_Exercise requirements:_
Without altering anything, output the material below.

_Records for the task:_
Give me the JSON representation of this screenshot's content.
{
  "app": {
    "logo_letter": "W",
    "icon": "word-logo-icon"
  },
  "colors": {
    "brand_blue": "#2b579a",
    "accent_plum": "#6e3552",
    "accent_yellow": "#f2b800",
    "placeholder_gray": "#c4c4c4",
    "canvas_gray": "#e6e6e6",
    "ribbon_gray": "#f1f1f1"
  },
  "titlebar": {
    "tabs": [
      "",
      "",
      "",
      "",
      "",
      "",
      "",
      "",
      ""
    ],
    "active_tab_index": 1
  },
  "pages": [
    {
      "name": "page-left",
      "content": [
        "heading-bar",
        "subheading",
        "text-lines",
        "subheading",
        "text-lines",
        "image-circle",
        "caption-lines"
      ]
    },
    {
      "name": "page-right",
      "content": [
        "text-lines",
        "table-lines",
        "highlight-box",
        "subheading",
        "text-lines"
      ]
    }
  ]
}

_Worked answer:_
Give me the JSON representation of this screenshot's content.
{
  "app": {
    "logo_letter": "W",
    "icon": "word-logo-icon"
  },
  "colors": {
    "brand_blue": "#2b579a",
    "accent_plum": "#6e3552",
    "accent_yellow": "#f2b800",
    "placeholder_gray": "#c4c4c4",
    "canvas_gray": "#e6e6e6",
    "ribbon_gray": "#f1f1f1"
  },
  "titlebar": {
    "tabs": [
      "",
      "",
      "",
      "",
      "",
      "",
      "",
      "",
      ""
    ],
    "active_tab_index": 1
  },
  "pages": [
    {
      "name": "page-left",
      "content": [
        "heading-bar",
        "subheading",
        "text-lines",
        "subheading",
        "text-lines",
        "image-circle",
        "caption-lines"
      ]
    },
    {
      "name": "page-right",
      "content": [
        "text-lines",
        "table-lines",
        "highlight-box",
        "subheading",
        "text-lines"
      ]
    }
  ]
}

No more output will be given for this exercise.